* _WHAT YOU WILL DO_: Pull every line containing "Last" from the entries.

Stored data entries
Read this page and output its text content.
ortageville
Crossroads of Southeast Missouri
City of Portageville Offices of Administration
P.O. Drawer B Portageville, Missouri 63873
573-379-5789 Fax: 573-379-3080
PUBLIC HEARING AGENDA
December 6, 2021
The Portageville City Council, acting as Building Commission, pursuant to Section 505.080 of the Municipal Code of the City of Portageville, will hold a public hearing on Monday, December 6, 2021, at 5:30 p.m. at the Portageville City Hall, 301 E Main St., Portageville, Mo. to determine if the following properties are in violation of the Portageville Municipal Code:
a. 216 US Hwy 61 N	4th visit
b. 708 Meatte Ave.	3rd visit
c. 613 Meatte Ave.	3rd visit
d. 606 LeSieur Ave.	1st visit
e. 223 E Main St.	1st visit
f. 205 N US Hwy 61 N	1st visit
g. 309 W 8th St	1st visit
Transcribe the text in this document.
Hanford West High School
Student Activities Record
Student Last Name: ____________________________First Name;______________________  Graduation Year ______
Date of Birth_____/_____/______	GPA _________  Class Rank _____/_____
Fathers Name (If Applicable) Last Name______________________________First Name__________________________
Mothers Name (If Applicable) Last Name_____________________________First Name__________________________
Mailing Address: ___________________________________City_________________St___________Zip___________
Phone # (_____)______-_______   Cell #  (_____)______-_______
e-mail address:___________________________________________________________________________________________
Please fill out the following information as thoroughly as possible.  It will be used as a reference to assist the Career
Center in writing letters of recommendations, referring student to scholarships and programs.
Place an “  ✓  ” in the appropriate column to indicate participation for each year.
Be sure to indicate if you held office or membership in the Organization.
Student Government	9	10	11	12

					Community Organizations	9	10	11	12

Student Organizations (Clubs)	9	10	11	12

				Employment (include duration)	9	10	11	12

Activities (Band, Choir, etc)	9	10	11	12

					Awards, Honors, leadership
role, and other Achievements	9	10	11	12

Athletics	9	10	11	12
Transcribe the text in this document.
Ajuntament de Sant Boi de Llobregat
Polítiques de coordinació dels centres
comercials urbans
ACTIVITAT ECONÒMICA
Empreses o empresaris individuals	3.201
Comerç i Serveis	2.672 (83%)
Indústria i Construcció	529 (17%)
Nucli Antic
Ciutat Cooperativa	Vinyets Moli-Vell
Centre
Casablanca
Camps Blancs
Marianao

* _TASK ANSWER_:
Student Last Name: ____________________________First Name;______________________  Graduation Year ______
Fathers Name (If Applicable) Last Name______________________________First Name__________________________
Mothers Name (If Applicable) Last Name_____________________________First Name__________________________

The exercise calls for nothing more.